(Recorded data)
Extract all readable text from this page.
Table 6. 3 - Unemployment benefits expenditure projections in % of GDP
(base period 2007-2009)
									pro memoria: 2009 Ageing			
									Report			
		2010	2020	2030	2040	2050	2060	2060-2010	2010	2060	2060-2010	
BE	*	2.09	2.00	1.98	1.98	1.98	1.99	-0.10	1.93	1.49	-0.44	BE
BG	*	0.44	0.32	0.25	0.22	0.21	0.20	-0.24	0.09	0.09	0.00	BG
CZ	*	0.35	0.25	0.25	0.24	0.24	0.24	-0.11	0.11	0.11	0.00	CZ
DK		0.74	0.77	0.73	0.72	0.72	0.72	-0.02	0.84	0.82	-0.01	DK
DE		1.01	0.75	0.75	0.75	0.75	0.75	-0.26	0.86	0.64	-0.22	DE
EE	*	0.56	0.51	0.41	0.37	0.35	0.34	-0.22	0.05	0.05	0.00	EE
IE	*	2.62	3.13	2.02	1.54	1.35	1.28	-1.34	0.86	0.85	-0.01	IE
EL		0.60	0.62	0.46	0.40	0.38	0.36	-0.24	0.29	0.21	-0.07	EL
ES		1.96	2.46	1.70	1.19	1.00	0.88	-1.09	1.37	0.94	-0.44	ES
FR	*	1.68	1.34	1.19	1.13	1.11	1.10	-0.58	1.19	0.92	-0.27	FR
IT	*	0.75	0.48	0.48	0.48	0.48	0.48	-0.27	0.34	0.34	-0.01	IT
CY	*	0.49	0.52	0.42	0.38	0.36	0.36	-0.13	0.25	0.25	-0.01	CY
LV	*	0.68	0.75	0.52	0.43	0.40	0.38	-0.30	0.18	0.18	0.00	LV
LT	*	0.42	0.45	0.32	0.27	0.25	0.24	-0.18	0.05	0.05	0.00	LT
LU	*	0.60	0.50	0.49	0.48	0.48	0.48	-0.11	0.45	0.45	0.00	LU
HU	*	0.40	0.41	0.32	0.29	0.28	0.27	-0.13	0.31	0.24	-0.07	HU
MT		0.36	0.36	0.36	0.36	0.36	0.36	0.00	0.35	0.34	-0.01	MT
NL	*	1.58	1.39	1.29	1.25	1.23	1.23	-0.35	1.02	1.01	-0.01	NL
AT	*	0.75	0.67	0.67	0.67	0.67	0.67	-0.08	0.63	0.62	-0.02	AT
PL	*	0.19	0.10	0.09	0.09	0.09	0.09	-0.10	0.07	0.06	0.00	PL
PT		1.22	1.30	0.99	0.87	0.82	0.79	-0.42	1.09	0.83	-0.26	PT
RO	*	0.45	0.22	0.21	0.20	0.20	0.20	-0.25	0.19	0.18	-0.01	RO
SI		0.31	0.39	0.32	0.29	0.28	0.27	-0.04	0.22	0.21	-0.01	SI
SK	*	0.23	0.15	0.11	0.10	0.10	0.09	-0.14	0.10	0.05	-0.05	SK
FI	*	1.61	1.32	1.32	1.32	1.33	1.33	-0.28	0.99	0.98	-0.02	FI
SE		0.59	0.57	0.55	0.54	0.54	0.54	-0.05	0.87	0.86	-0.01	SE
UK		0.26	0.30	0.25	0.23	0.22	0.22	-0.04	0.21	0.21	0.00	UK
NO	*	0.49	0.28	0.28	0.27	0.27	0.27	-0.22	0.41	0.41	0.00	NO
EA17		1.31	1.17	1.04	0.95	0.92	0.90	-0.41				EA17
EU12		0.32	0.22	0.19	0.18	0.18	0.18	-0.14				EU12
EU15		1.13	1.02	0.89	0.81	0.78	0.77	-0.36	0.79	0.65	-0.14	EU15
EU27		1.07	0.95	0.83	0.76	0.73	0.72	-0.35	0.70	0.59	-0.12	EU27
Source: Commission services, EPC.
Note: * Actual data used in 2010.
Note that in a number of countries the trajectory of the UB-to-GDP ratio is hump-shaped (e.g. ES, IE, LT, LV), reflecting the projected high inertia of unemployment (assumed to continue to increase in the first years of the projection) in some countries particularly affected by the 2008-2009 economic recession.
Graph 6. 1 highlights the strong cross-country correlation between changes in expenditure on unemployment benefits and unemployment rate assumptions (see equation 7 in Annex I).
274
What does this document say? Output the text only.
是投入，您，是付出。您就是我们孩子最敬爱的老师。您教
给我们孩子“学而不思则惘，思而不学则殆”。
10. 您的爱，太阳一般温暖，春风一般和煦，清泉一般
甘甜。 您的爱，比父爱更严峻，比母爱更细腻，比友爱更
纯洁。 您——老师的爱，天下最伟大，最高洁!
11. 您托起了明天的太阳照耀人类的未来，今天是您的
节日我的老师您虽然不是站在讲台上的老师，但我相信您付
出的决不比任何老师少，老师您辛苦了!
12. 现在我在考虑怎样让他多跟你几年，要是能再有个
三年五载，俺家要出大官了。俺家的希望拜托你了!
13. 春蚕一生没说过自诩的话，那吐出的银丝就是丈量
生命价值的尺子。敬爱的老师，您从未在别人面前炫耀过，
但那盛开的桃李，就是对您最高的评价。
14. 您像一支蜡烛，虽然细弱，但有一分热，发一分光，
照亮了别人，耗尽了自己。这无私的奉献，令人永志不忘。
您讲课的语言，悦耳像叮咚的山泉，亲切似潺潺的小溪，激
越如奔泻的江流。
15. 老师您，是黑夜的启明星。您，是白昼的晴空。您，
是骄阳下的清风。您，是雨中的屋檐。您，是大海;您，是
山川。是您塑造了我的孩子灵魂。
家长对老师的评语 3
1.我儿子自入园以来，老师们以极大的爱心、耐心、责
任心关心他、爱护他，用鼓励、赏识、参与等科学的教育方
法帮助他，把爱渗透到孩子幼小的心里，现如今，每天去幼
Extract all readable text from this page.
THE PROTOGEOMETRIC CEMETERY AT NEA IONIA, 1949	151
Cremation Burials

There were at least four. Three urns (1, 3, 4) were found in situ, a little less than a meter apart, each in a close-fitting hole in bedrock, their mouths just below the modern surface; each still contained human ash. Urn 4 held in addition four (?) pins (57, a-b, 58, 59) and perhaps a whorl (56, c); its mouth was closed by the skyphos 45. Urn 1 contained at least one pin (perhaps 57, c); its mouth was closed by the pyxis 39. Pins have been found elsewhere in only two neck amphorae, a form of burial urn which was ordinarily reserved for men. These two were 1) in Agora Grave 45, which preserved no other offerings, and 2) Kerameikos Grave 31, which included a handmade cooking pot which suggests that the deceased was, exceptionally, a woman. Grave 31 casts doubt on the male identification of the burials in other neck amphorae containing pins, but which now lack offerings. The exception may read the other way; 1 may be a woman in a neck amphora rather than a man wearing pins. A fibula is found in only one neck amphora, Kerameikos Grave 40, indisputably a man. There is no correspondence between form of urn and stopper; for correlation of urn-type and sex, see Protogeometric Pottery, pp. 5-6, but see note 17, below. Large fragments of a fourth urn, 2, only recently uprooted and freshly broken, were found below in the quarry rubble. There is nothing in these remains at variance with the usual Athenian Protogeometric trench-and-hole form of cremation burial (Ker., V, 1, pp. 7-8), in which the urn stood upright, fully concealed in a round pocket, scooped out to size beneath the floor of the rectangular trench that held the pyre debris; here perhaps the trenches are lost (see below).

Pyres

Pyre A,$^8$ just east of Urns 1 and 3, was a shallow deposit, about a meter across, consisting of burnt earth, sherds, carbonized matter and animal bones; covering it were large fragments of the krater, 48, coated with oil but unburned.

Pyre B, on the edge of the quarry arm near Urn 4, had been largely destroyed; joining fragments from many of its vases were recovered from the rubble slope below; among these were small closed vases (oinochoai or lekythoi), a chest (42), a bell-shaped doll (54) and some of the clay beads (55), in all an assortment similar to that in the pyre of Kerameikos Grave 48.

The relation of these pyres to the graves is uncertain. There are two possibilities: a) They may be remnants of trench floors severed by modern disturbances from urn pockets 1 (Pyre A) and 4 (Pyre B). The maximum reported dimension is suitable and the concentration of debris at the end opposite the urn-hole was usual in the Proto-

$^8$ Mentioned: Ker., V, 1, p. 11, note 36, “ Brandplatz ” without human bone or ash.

▸ **WRITTEN REQUEST**
Filter the records for lines holding the string "modern". Copy each one.

▸ **ANSWER FOR THIS EXERCISE**
There were at least four. Three urns (1, 3, 4) were found in situ, a little less than a meter apart, each in a close-fitting hole in bedrock, their mouths just below the modern surface; each still contained human ash. Urn 4 held in addition four (?) pins (57, a-b, 58, 59) and perhaps a whorl (56, c); its mouth was closed by the skyphos 45. Urn 1 contained at least one pin (perhaps 57, c); its mouth was closed by the pyxis 39. Pins have been found elsewhere in only two neck amphorae, a form of burial urn which was ordinarily reserved for men. These two were 1) in Agora Grave 45, which preserved no other offerings, and 2) Kerameikos Grave 31, which included a handmade cooking pot which suggests that the deceased was, exceptionally, a woman. Grave 31 casts doubt on the male identification of the burials in other neck amphorae containing pins, but which now lack offerings. The exception may read the other way; 1 may be a woman in a neck amphora rather than a man wearing pins. A fibula is found in only one neck amphora, Kerameikos Grave 40, indisputably a man. There is no correspondence between form of urn and stopper; for correlation of urn-type and sex, see Protogeometric Pottery, pp. 5-6, but see note 17, below. Large fragments of a fourth urn, 2, only recently uprooted and freshly broken, were found below in the quarry rubble. There is nothing in these remains at variance with the usual Athenian Protogeometric trench-and-hole form of cremation burial (Ker., V, 1, pp. 7-8), in which the urn stood upright, fully concealed in a round pocket, scooped out to size beneath the floor of the rectangular trench that held the pyre debris; here perhaps the trenches are lost (see below).
The relation of these pyres to the graves is uncertain. There are two possibilities: a) They may be remnants of trench floors severed by modern disturbances from urn pockets 1 (Pyre A) and 4 (Pyre B). The maximum reported dimension is suitable and the concentration of debris at the end opposite the urn-hole was usual in the Proto-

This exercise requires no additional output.